▸ PROBLEM DESCRIPTION:
Each entry must be reproduced precisely as it stands.

^^^^^^^^

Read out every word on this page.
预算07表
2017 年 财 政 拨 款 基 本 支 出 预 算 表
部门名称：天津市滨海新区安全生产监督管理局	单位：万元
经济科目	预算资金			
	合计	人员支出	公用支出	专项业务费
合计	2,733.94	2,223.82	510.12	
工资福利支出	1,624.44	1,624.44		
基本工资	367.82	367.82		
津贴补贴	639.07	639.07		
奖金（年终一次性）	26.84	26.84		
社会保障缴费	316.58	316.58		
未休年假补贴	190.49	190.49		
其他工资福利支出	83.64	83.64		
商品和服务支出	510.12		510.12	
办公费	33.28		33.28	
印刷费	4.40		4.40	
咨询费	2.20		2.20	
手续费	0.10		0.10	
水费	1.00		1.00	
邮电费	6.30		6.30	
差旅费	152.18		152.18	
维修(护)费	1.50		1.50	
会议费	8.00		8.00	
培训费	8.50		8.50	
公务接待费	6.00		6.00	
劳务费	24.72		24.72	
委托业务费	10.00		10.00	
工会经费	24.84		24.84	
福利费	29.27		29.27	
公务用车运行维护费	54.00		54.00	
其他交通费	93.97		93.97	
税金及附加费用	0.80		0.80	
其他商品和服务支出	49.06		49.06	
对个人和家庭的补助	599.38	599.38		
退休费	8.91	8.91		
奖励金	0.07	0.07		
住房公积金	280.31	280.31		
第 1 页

^^^^^^^^

▸ WORKED ANSWER:
Read out every word on this page.
预算07表
2017 年 财 政 拨 款 基 本 支 出 预 算 表
部门名称：天津市滨海新区安全生产监督管理局	单位：万元
经济科目	预算资金			
	合计	人员支出	公用支出	专项业务费
合计	2,733.94	2,223.82	510.12	
工资福利支出	1,624.44	1,624.44		
基本工资	367.82	367.82		
津贴补贴	639.07	639.07		
奖金（年终一次性）	26.84	26.84		
社会保障缴费	316.58	316.58		
未休年假补贴	190.49	190.49		
其他工资福利支出	83.64	83.64		
商品和服务支出	510.12		510.12	
办公费	33.28		33.28	
印刷费	4.40		4.40	
咨询费	2.20		2.20	
手续费	0.10		0.10	
水费	1.00		1.00	
邮电费	6.30		6.30	
差旅费	152.18		152.18	
维修(护)费	1.50		1.50	
会议费	8.00		8.00	
培训费	8.50		8.50	
公务接待费	6.00		6.00	
劳务费	24.72		24.72	
委托业务费	10.00		10.00	
工会经费	24.84		24.84	
福利费	29.27		29.27	
公务用车运行维护费	54.00		54.00	
其他交通费	93.97		93.97	
税金及附加费用	0.80		0.80	
其他商品和服务支出	49.06		49.06	
对个人和家庭的补助	599.38	599.38		
退休费	8.91	8.91		
奖励金	0.07	0.07		
住房公积金	280.31	280.31		
第 1 页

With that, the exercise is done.